===== Information given

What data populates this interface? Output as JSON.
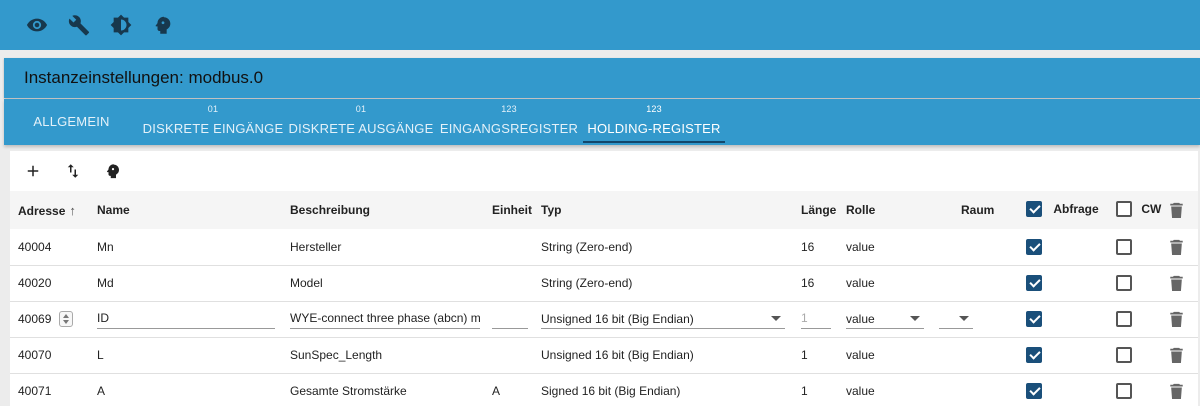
{
  "topbar": {
    "icons": [
      "eye-icon",
      "wrench-icon",
      "brightness-icon",
      "expert-head-icon"
    ]
  },
  "panel": {
    "title": "Instanzeinstellungen: modbus.0"
  },
  "tabs": [
    {
      "icon_label": "",
      "label": "ALLGEMEIN"
    },
    {
      "icon_label": "01",
      "label": "DISKRETE EINGÄNGE"
    },
    {
      "icon_label": "01",
      "label": "DISKRETE AUSGÄNGE"
    },
    {
      "icon_label": "123",
      "label": "EINGANGSREGISTER"
    },
    {
      "icon_label": "123",
      "label": "HOLDING-REGISTER"
    }
  ],
  "active_tab": "HOLDING-REGISTER",
  "toolbar": {
    "icons": [
      "add-icon",
      "import-export-icon",
      "expert-head-icon"
    ]
  },
  "table": {
    "headers": {
      "address": "Adresse",
      "name": "Name",
      "description": "Beschreibung",
      "unit": "Einheit",
      "type": "Typ",
      "length": "Länge",
      "role": "Rolle",
      "room": "Raum",
      "poll": "Abfrage",
      "cw": "CW"
    },
    "header_poll_checked": true,
    "header_cw_checked": false,
    "rows": [
      {
        "address": "40004",
        "name": "Mn",
        "description": "Hersteller",
        "unit": "",
        "type": "String (Zero-end)",
        "length": "16",
        "role": "value",
        "room": "",
        "poll": true,
        "cw": false
      },
      {
        "address": "40020",
        "name": "Md",
        "description": "Model",
        "unit": "",
        "type": "String (Zero-end)",
        "length": "16",
        "role": "value",
        "room": "",
        "poll": true,
        "cw": false
      },
      {
        "address": "40069",
        "name": "ID",
        "description": "WYE-connect three phase (abcn) mete",
        "unit": "",
        "type": "Unsigned 16 bit (Big Endian)",
        "length": "1",
        "role": "value",
        "room": "",
        "poll": true,
        "cw": false,
        "editing": true
      },
      {
        "address": "40070",
        "name": "L",
        "description": "SunSpec_Length",
        "unit": "",
        "type": "Unsigned 16 bit (Big Endian)",
        "length": "1",
        "role": "value",
        "room": "",
        "poll": true,
        "cw": false
      },
      {
        "address": "40071",
        "name": "A",
        "description": "Gesamte Stromstärke",
        "unit": "A",
        "type": "Signed 16 bit (Big Endian)",
        "length": "1",
        "role": "value",
        "room": "",
        "poll": true,
        "cw": false
      }
    ]
  },
  "colors": {
    "header_blue": "#3399cc",
    "checkbox_blue": "#1a4f7a",
    "tab_indicator": "#13476b"
  }
}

==========

▶ [Written problem]
Could you reproduce every record above exactly, leaving out the pictures?

▶ [Final answer]
What data populates this interface? Output as JSON.
{
  "topbar": {
    "icons": [
      "eye-icon",
      "wrench-icon",
      "brightness-icon",
      "expert-head-icon"
    ]
  },
  "panel": {
    "title": "Instanzeinstellungen: modbus.0"
  },
  "tabs": [
    {
      "icon_label": "",
      "label": "ALLGEMEIN"
    },
    {
      "icon_label": "01",
      "label": "DISKRETE EINGÄNGE"
    },
    {
      "icon_label": "01",
      "label": "DISKRETE AUSGÄNGE"
    },
    {
      "icon_label": "123",
      "label": "EINGANGSREGISTER"
    },
    {
      "icon_label": "123",
      "label": "HOLDING-REGISTER"
    }
  ],
  "active_tab": "HOLDING-REGISTER",
  "toolbar": {
    "icons": [
      "add-icon",
      "import-export-icon",
      "expert-head-icon"
    ]
  },
  "table": {
    "headers": {
      "address": "Adresse",
      "name": "Name",
      "description": "Beschreibung",
      "unit": "Einheit",
      "type": "Typ",
      "length": "Länge",
      "role": "Rolle",
      "room": "Raum",
      "poll": "Abfrage",
      "cw": "CW"
    },
    "header_poll_checked": true,
    "header_cw_checked": false,
    "rows": [
      {
        "address": "40004",
        "name": "Mn",
        "description": "Hersteller",
        "unit": "",
        "type": "String (Zero-end)",
        "length": "16",
        "role": "value",
        "room": "",
        "poll": true,
        "cw": false
      },
      {
        "address": "40020",
        "name": "Md",
        "description": "Model",
        "unit": "",
        "type": "String (Zero-end)",
        "length": "16",
        "role": "value",
        "room": "",
        "poll": true,
        "cw": false
      },
      {
        "address": "40069",
        "name": "ID",
        "description": "WYE-connect three phase (abcn) mete",
        "unit": "",
        "type": "Unsigned 16 bit (Big Endian)",
        "length": "1",
        "role": "value",
        "room": "",
        "poll": true,
        "cw": false,
        "editing": true
      },
      {
        "address": "40070",
        "name": "L",
        "description": "SunSpec_Length",
        "unit": "",
        "type": "Unsigned 16 bit (Big Endian)",
        "length": "1",
        "role": "value",
        "room": "",
        "poll": true,
        "cw": false
      },
      {
        "address": "40071",
        "name": "A",
        "description": "Gesamte Stromstärke",
        "unit": "A",
        "type": "Signed 16 bit (Big Endian)",
        "length": "1",
        "role": "value",
        "room": "",
        "poll": true,
        "cw": false
      }
    ]
  },
  "colors": {
    "header_blue": "#3399cc",
    "checkbox_blue": "#1a4f7a",
    "tab_indicator": "#13476b"
  }
}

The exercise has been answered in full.